## Source
To tie it all together, we will use Click to implement a command. This command will allow us to change all of the parameters we need: the URL, viewport size, final screenshot size and the filenames used for saving the images:

 @cli.command()
 @click.option('--url')
 @click.option('--viewport_width', default=1200)
 @click.option('--viewport_height', default=800)
 @click.option('--width', default=700)
 @click.option('--height', default=466)
 @click.option('--filename', default='screenshot.png')
 @click.option('--resized_filename', default='screenshot_resized.png')
 def screenshot(url, viewport_width, viewport_height, width, height, filename, resized_filename):
     click.echo("Capturing screenshot…")
     original_path = Path(filename)
     resized_path = Path(resized_filename)
     asyncio.get_event_loop().run_until_complete(capture_screenshot(url, original_path, viewport_width, viewport_height))
     resize_screenshot(original_path, resized_path, width, height)
     click.echo("Done")

As our capture_screenshot function is async, we had to create AsyncIO event loop to invoke it. You can see the whole working example including the imports in my python-screenshots repository.

To run the program, simply invoke our screenshot command:

python main.py screenshot --url=https://stribny.name

And this is all! By default, screenshot.png and screenshot_resized.png files will be saved in the project directory for further processing.

Last updated on 1.7.2020.

(Extracted records)
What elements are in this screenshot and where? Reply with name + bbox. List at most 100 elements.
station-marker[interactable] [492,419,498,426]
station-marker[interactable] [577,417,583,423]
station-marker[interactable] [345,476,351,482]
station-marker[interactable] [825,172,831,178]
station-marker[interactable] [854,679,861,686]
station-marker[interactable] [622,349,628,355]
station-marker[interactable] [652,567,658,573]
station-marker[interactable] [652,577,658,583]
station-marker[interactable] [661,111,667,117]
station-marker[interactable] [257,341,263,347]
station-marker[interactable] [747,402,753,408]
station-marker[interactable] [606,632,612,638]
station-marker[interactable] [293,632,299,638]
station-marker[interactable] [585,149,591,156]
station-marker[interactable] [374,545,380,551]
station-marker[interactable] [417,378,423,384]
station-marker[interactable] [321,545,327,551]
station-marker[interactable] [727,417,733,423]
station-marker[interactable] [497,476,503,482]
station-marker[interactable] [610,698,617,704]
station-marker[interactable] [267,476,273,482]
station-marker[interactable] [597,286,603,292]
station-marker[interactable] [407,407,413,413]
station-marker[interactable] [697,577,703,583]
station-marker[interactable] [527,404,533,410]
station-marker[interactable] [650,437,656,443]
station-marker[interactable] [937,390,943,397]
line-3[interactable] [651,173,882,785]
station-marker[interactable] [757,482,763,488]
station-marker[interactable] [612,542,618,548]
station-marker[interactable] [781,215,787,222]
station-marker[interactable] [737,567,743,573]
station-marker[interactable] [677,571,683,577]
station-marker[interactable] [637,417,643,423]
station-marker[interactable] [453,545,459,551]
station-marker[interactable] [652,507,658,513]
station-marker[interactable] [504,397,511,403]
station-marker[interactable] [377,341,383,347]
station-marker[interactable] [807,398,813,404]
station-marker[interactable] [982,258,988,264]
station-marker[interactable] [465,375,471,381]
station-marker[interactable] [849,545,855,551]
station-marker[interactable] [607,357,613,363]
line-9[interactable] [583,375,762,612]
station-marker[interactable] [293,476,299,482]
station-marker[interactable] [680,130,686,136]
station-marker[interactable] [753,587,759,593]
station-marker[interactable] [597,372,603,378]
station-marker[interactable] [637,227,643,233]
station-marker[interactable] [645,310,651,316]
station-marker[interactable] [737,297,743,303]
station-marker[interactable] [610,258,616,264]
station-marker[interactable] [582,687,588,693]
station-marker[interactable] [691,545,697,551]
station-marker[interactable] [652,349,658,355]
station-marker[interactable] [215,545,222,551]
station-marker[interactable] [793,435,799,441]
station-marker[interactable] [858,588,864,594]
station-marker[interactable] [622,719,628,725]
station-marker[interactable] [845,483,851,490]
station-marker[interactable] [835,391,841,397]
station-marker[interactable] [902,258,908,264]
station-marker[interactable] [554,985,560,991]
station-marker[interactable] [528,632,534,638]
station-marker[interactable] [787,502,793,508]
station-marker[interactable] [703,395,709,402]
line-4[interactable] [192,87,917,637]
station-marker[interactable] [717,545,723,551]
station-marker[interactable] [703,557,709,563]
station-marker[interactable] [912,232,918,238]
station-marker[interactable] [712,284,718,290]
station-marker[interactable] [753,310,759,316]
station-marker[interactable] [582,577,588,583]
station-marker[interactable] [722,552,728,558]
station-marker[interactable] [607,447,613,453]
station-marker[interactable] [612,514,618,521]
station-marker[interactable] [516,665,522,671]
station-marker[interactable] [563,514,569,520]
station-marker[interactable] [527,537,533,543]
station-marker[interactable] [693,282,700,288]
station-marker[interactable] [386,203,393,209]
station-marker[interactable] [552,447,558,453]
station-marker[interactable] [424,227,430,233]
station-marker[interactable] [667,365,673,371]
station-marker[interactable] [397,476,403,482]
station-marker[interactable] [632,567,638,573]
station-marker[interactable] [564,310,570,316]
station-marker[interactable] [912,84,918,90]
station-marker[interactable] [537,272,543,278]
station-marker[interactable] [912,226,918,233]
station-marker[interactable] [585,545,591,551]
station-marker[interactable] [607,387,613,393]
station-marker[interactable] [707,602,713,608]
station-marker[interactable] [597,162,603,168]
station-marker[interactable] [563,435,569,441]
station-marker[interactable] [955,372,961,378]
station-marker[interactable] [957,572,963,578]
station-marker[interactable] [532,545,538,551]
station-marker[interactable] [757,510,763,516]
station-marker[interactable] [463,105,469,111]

## Task description
Answer these questions about the screenshot command text:
(a) What is the default value of the viewport height option?
(b) Why did an AsyncIO event loop have to be created?
(c) Where are the two image files saved by default?

## Finished task
(a) 800
(b) Because the capture_screenshot function is async, and the loop was needed to invoke it.
(c) In the project directory.